All lines holding the string "Qiyosiy" are to be shown.

* START *

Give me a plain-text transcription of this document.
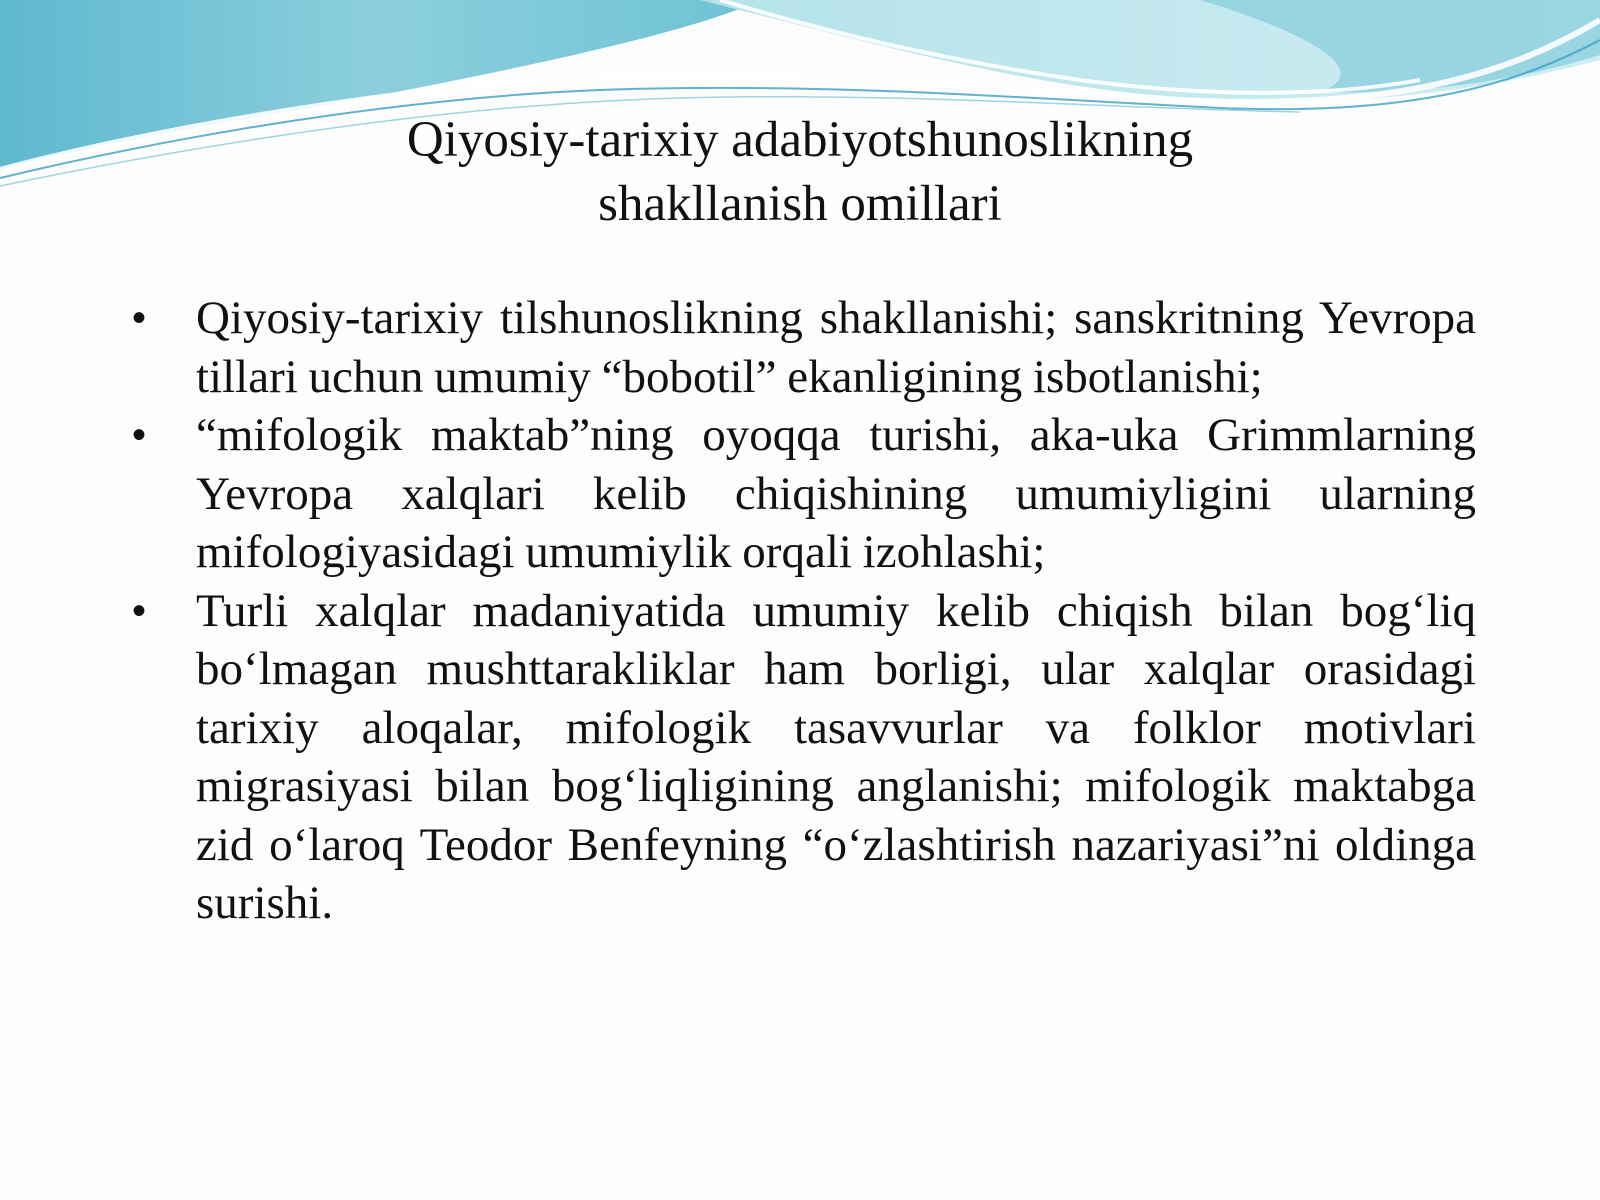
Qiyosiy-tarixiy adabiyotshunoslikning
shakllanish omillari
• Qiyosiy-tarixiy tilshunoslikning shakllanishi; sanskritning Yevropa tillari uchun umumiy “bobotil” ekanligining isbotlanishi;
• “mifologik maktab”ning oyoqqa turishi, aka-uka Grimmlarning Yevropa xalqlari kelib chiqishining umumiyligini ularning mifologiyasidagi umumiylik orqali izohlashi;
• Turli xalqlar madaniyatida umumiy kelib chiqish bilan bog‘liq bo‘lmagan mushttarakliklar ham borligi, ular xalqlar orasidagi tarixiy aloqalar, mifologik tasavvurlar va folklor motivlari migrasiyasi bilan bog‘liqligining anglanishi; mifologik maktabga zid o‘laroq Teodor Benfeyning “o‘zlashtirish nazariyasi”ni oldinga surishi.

* END *

- EXERCISE ANSWER
Qiyosiy-tarixiy adabiyotshunoslikning
• Qiyosiy-tarixiy tilshunoslikning shakllanishi; sanskritning Yevropa tillari uchun umumiy “bobotil” ekanligining isbotlanishi;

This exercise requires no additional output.